* [KURZE AUFGABE 1]
Tippe die Datensätze unverändert ab, und zwar den Abschnitt vom Anfang der Datensätze bis einschließlich der Zeile mit "144, 150, 404]".

* [TEXTAUSZUG]

────────────────────

So wie ich die Frage verstanden hab, will er gar nicht verhindern, dass man das Fenster minimieren kann..

Aber das könnte man noch setUndecorated(true) lösen.

Gruß
Scarabol


----------



## IwiS (17. Feb 2012)

Hallo,

exakt das, was ich gesucht habe. Da mein Programm eine Toolbar, mit Schnellzugriffen ist, brauche ich sie immer im Vordergrund, vielen Danke!

lg IwiS


----------



## L-ectron-X (18. Feb 2012)

Siehe auch hier: http://www.java-forum.org/awt-swing-swt/131910-toolbar.html


----------



## IwiS (18. Feb 2012)

Hallo,

ich habe ein Problem, das für mein Projekt sehr ausschalggebend ist. In meinem Programm gibt es die Möglichkeit Einstellungen zu verschiedenen Sachen, z.B. für das Aussehen oder das Programmicon, vorzunehemen. Gibt es eine Möglichkeit diese dauerhaft beizubehalten, also abzuspeichern?

Freue mich über Antworten,
IwiS


----------



## IwiS (18. Feb 2012)

Hallo,

sorry, Beitrag existiert schon.

lg IwiS


----------



## L-ectron-X (18. Feb 2012)

Hilft dir das nicht? http://www.java-forum.org/allgemeine-java-themen/132127-einstellungen-fuer-programm-speichern.html

Neues Thema -> neuer Thread! Ich hatte den ersten abgetrennt und verschoben.


----------

────────────────────

* [KURZE AUFGABE 2]
Was hat L-ectron-X laut dem Textauszug mit dem ersten Thema gemacht?

* [AUSGELESENE DATEN]
────────────────────

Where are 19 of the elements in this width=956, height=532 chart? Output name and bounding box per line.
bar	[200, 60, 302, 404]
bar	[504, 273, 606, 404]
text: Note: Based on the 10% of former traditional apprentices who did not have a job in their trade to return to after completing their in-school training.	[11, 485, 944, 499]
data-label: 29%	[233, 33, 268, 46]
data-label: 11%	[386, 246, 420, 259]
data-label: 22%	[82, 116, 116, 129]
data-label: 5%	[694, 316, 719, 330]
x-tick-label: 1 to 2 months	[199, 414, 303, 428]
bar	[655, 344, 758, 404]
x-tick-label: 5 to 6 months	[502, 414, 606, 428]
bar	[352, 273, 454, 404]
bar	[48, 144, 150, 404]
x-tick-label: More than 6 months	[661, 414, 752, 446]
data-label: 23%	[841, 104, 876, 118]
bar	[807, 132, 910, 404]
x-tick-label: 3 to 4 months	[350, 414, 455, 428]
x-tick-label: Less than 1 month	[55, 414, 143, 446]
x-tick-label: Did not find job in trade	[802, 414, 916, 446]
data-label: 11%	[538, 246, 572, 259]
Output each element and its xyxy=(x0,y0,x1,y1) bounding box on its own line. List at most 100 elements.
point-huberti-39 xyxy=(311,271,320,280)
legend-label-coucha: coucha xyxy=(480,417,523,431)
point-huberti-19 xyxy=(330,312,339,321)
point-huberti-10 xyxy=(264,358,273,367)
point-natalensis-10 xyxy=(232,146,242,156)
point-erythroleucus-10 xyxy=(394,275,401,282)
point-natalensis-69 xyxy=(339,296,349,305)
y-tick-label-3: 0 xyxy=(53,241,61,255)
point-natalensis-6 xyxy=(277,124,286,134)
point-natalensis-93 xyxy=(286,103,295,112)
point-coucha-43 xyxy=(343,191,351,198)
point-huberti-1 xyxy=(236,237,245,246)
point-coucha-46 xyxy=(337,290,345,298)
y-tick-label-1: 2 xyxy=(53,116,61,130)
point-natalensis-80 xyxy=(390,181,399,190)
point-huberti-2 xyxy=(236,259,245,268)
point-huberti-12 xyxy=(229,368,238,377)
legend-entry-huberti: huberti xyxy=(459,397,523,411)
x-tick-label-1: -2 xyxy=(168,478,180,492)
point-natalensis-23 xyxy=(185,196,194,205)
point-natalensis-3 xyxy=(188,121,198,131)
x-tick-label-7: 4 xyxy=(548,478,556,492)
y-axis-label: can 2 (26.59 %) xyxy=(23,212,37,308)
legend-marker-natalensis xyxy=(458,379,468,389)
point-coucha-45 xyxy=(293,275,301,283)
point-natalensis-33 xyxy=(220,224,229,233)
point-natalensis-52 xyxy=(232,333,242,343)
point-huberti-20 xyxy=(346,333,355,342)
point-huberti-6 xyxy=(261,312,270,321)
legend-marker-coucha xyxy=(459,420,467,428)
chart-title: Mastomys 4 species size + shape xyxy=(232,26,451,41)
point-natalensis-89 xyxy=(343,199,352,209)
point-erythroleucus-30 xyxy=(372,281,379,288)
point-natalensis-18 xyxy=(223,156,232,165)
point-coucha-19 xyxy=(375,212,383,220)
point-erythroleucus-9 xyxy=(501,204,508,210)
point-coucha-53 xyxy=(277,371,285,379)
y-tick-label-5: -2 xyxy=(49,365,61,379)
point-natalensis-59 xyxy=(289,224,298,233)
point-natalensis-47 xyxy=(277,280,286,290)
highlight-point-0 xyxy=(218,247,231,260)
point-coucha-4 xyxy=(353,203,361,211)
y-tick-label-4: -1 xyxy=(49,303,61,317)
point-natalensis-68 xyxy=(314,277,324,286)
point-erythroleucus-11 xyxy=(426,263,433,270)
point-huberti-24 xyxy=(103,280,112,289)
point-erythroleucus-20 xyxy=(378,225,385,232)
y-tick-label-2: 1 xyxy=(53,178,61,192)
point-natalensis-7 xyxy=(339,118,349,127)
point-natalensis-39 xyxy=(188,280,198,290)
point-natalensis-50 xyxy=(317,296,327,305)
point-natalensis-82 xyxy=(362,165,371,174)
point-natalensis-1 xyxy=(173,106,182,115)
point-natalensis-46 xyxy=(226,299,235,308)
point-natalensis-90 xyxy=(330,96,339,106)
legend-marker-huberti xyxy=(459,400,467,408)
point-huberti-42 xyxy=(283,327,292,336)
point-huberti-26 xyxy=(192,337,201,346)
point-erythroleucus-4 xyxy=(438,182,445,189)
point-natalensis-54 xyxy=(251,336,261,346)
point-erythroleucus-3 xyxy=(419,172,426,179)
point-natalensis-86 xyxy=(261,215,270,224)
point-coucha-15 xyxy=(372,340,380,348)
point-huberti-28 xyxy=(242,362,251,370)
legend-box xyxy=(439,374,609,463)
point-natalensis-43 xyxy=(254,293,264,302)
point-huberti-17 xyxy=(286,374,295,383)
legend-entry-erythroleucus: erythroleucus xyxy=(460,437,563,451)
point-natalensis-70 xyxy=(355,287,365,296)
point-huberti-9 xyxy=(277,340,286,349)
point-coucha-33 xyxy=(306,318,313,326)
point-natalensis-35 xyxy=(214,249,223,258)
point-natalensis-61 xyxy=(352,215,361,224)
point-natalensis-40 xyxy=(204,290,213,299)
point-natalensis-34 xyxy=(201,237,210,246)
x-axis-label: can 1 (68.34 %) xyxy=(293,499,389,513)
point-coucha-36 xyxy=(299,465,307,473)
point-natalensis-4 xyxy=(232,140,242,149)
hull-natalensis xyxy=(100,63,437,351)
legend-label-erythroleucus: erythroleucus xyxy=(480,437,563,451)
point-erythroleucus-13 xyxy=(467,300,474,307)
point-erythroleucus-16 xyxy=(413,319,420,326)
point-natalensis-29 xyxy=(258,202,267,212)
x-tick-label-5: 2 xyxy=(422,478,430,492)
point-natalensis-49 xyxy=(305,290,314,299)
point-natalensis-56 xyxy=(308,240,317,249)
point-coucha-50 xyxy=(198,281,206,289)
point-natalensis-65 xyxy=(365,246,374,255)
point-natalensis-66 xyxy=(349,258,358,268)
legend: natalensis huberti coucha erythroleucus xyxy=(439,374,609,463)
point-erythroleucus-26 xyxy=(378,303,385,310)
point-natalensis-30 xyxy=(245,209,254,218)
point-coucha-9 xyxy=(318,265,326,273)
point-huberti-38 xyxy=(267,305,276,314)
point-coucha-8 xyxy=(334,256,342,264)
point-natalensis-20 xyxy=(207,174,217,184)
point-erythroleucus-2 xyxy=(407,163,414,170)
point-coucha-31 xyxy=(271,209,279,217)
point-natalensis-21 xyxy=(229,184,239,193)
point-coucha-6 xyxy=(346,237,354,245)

────────────────────

* [ANTWORT 1]
Where are 19 of the elements in this width=956, height=532 chart? Output name and bounding box per line.
bar	[200, 60, 302, 404]
bar	[504, 273, 606, 404]
text: Note: Based on the 10% of former traditional apprentices who did not have a job in their trade to return to after completing their in-school training.	[11, 485, 944, 499]
data-label: 29%	[233, 33, 268, 46]
data-label: 11%	[386, 246, 420, 259]
data-label: 22%	[82, 116, 116, 129]
data-label: 5%	[694, 316, 719, 330]
x-tick-label: 1 to 2 months	[199, 414, 303, 428]
bar	[655, 344, 758, 404]
x-tick-label: 5 to 6 months	[502, 414, 606, 428]
bar	[352, 273, 454, 404]
bar	[48, 144, 150, 404]

* [ANTWORT 2]
Er hatte es abgetrennt und verschoben.